=== Stated task ===
List, from the lines below, each one with "text" in it.

=== Data shown ===
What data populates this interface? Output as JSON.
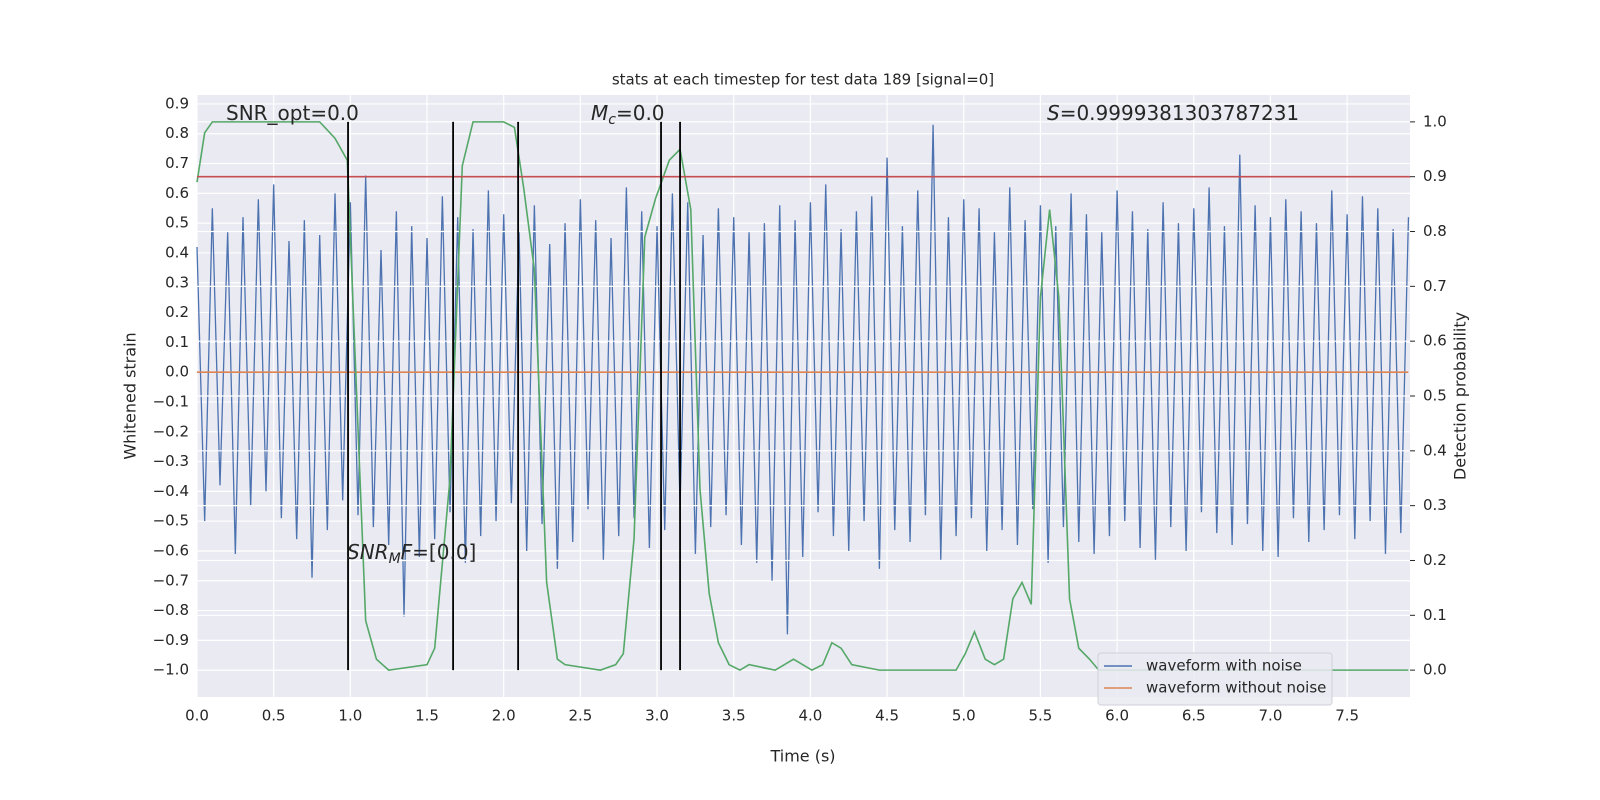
{
  "chart_data": {
    "type": "line",
    "title": "stats at each timestep for test data 189 [signal=0]",
    "xlabel": "Time (s)",
    "ylabel": "Whitened strain",
    "y2label": "Detection probability",
    "xlim": [
      0,
      7.91
    ],
    "ylim": [
      -1.09,
      0.93
    ],
    "y2lim": [
      -0.049,
      1.049
    ],
    "grid": true,
    "legend": "lower right",
    "xticks": [
      {
        "value": 0,
        "label": "0.0"
      },
      {
        "value": 0.5,
        "label": "0.5"
      },
      {
        "value": 1,
        "label": "1.0"
      },
      {
        "value": 1.5,
        "label": "1.5"
      },
      {
        "value": 2,
        "label": "2.0"
      },
      {
        "value": 2.5,
        "label": "2.5"
      },
      {
        "value": 3,
        "label": "3.0"
      },
      {
        "value": 3.5,
        "label": "3.5"
      },
      {
        "value": 4,
        "label": "4.0"
      },
      {
        "value": 4.5,
        "label": "4.5"
      },
      {
        "value": 5,
        "label": "5.0"
      },
      {
        "value": 5.5,
        "label": "5.5"
      },
      {
        "value": 6,
        "label": "6.0"
      },
      {
        "value": 6.5,
        "label": "6.5"
      },
      {
        "value": 7,
        "label": "7.0"
      },
      {
        "value": 7.5,
        "label": "7.5"
      }
    ],
    "yticks": [
      {
        "value": -1.0,
        "label": "−1.0"
      },
      {
        "value": -0.9,
        "label": "−0.9"
      },
      {
        "value": -0.8,
        "label": "−0.8"
      },
      {
        "value": -0.7,
        "label": "−0.7"
      },
      {
        "value": -0.6,
        "label": "−0.6"
      },
      {
        "value": -0.5,
        "label": "−0.5"
      },
      {
        "value": -0.4,
        "label": "−0.4"
      },
      {
        "value": -0.3,
        "label": "−0.3"
      },
      {
        "value": -0.2,
        "label": "−0.2"
      },
      {
        "value": -0.1,
        "label": "−0.1"
      },
      {
        "value": 0,
        "label": "0.0"
      },
      {
        "value": 0.1,
        "label": "0.1"
      },
      {
        "value": 0.2,
        "label": "0.2"
      },
      {
        "value": 0.3,
        "label": "0.3"
      },
      {
        "value": 0.4,
        "label": "0.4"
      },
      {
        "value": 0.5,
        "label": "0.5"
      },
      {
        "value": 0.6,
        "label": "0.6"
      },
      {
        "value": 0.7,
        "label": "0.7"
      },
      {
        "value": 0.8,
        "label": "0.8"
      },
      {
        "value": 0.9,
        "label": "0.9"
      }
    ],
    "y2ticks": [
      {
        "value": 0,
        "label": "0.0"
      },
      {
        "value": 0.1,
        "label": "0.1"
      },
      {
        "value": 0.2,
        "label": "0.2"
      },
      {
        "value": 0.3,
        "label": "0.3"
      },
      {
        "value": 0.4,
        "label": "0.4"
      },
      {
        "value": 0.5,
        "label": "0.5"
      },
      {
        "value": 0.6,
        "label": "0.6"
      },
      {
        "value": 0.7,
        "label": "0.7"
      },
      {
        "value": 0.8,
        "label": "0.8"
      },
      {
        "value": 0.9,
        "label": "0.9"
      },
      {
        "value": 1,
        "label": "1.0"
      }
    ],
    "series": [
      {
        "name": "waveform with noise",
        "color": "#4c72b0",
        "x": [
          0,
          0.05,
          0.1,
          0.15,
          0.2,
          0.25,
          0.3,
          0.35,
          0.4,
          0.45,
          0.5,
          0.55,
          0.6,
          0.65,
          0.7,
          0.75,
          0.8,
          0.85,
          0.9,
          0.95,
          1,
          1.05,
          1.1,
          1.15,
          1.2,
          1.25,
          1.3,
          1.35,
          1.4,
          1.45,
          1.5,
          1.55,
          1.6,
          1.65,
          1.7,
          1.75,
          1.8,
          1.85,
          1.9,
          1.95,
          2,
          2.05,
          2.1,
          2.15,
          2.2,
          2.25,
          2.3,
          2.35,
          2.4,
          2.45,
          2.5,
          2.55,
          2.6,
          2.65,
          2.7,
          2.75,
          2.8,
          2.85,
          2.9,
          2.95,
          3,
          3.05,
          3.1,
          3.15,
          3.2,
          3.25,
          3.3,
          3.35,
          3.4,
          3.45,
          3.5,
          3.55,
          3.6,
          3.65,
          3.7,
          3.75,
          3.8,
          3.85,
          3.9,
          3.95,
          4,
          4.05,
          4.1,
          4.15,
          4.2,
          4.25,
          4.3,
          4.35,
          4.4,
          4.45,
          4.5,
          4.55,
          4.6,
          4.65,
          4.7,
          4.75,
          4.8,
          4.85,
          4.9,
          4.95,
          5,
          5.05,
          5.1,
          5.15,
          5.2,
          5.25,
          5.3,
          5.35,
          5.4,
          5.45,
          5.5,
          5.55,
          5.6,
          5.65,
          5.7,
          5.75,
          5.8,
          5.85,
          5.9,
          5.95,
          6,
          6.05,
          6.1,
          6.15,
          6.2,
          6.25,
          6.3,
          6.35,
          6.4,
          6.45,
          6.5,
          6.55,
          6.6,
          6.65,
          6.7,
          6.75,
          6.8,
          6.85,
          6.9,
          6.95,
          7,
          7.05,
          7.1,
          7.15,
          7.2,
          7.25,
          7.3,
          7.35,
          7.4,
          7.45,
          7.5,
          7.55,
          7.6,
          7.65,
          7.7,
          7.75,
          7.8,
          7.85,
          7.9
        ],
        "values": [
          0.42,
          -0.5,
          0.55,
          -0.38,
          0.47,
          -0.61,
          0.52,
          -0.45,
          0.58,
          -0.4,
          0.63,
          -0.49,
          0.44,
          -0.56,
          0.51,
          -0.69,
          0.46,
          -0.53,
          0.6,
          -0.43,
          0.57,
          -0.48,
          0.66,
          -0.52,
          0.41,
          -0.58,
          0.54,
          -0.82,
          0.49,
          -0.62,
          0.45,
          -0.56,
          0.59,
          -0.47,
          0.52,
          -0.64,
          0.48,
          -0.55,
          0.61,
          -0.5,
          0.53,
          -0.44,
          0.47,
          -0.6,
          0.56,
          -0.51,
          0.43,
          -0.66,
          0.5,
          -0.57,
          0.58,
          -0.46,
          0.51,
          -0.63,
          0.45,
          -0.55,
          0.62,
          -0.49,
          0.54,
          -0.59,
          0.49,
          -0.53,
          0.6,
          -0.45,
          0.57,
          -0.61,
          0.46,
          -0.52,
          0.55,
          -0.48,
          0.52,
          -0.58,
          0.47,
          -0.64,
          0.5,
          -0.7,
          0.56,
          -0.88,
          0.51,
          -0.62,
          0.57,
          -0.47,
          0.63,
          -0.55,
          0.48,
          -0.6,
          0.54,
          -0.5,
          0.59,
          -0.66,
          0.72,
          -0.53,
          0.49,
          -0.57,
          0.61,
          -0.48,
          0.83,
          -0.63,
          0.52,
          -0.55,
          0.58,
          -0.49,
          0.55,
          -0.6,
          0.47,
          -0.53,
          0.62,
          -0.58,
          0.51,
          -0.46,
          0.56,
          -0.64,
          0.49,
          -0.52,
          0.6,
          -0.57,
          0.53,
          -0.61,
          0.47,
          -0.55,
          0.61,
          -0.5,
          0.54,
          -0.59,
          0.48,
          -0.63,
          0.57,
          -0.52,
          0.5,
          -0.6,
          0.55,
          -0.47,
          0.62,
          -0.54,
          0.49,
          -0.58,
          0.73,
          -0.51,
          0.56,
          -0.6,
          0.52,
          -0.62,
          0.58,
          -0.49,
          0.54,
          -0.57,
          0.5,
          -0.53,
          0.61,
          -0.48,
          0.53,
          -0.56,
          0.59,
          -0.5,
          0.55,
          -0.61,
          0.48,
          -0.54,
          0.52
        ]
      },
      {
        "name": "waveform without noise",
        "color": "#dd8452",
        "x": [
          0,
          7.9
        ],
        "values": [
          0,
          0
        ]
      },
      {
        "color": "#55a868",
        "axis": "y2",
        "x": [
          0,
          0.05,
          0.1,
          0.8,
          0.9,
          0.98,
          1.1,
          1.17,
          1.25,
          1.5,
          1.55,
          1.65,
          1.73,
          1.8,
          1.9,
          2.0,
          2.07,
          2.13,
          2.2,
          2.28,
          2.35,
          2.4,
          2.63,
          2.73,
          2.78,
          2.85,
          2.92,
          2.99,
          3.08,
          3.15,
          3.22,
          3.28,
          3.34,
          3.4,
          3.47,
          3.54,
          3.6,
          3.77,
          3.83,
          3.89,
          3.95,
          4.01,
          4.08,
          4.14,
          4.2,
          4.27,
          4.45,
          4.62,
          4.95,
          5.01,
          5.07,
          5.14,
          5.2,
          5.26,
          5.32,
          5.38,
          5.44,
          5.5,
          5.56,
          5.62,
          5.69,
          5.75,
          5.82,
          5.88,
          6.5,
          7.0,
          7.5,
          7.85,
          7.9
        ],
        "values": [
          0.89,
          0.98,
          1.0,
          1.0,
          0.97,
          0.93,
          0.09,
          0.02,
          0.0,
          0.01,
          0.04,
          0.35,
          0.92,
          1.0,
          1.0,
          1.0,
          0.99,
          0.88,
          0.73,
          0.16,
          0.02,
          0.01,
          0.0,
          0.01,
          0.03,
          0.24,
          0.79,
          0.86,
          0.93,
          0.95,
          0.84,
          0.33,
          0.14,
          0.05,
          0.01,
          0.0,
          0.01,
          0.0,
          0.01,
          0.02,
          0.01,
          0.0,
          0.01,
          0.05,
          0.04,
          0.01,
          0.0,
          0.0,
          0.0,
          0.03,
          0.07,
          0.02,
          0.01,
          0.02,
          0.13,
          0.16,
          0.12,
          0.68,
          0.84,
          0.68,
          0.13,
          0.04,
          0.02,
          0.0,
          0.0,
          0.0,
          0.0,
          0.0,
          0.0
        ]
      }
    ],
    "hlines": [
      {
        "value": 0.9,
        "axis": "y2",
        "color": "#c44e52"
      }
    ],
    "vlines": {
      "x": [
        0.985,
        1.67,
        2.094,
        3.026,
        3.15
      ],
      "ymin": 0,
      "ymax": 1,
      "axis": "y2",
      "color": "#000000"
    },
    "annotations": [
      {
        "text": "SNR_opt=0.0"
      },
      {
        "italic": "M",
        "sub": "c",
        "text": "=0.0"
      },
      {
        "italic": "S",
        "text": "=0.9999381303787231"
      },
      {
        "italic": "SNR",
        "sub": "M",
        "italic2": "F",
        "text": "=[0.0]"
      }
    ]
  }
}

=== Right answer ===
        "text": "SNR_opt=0.0"
        "text": "=0.0"
        "text": "=0.9999381303787231"
        "text": "=[0.0]"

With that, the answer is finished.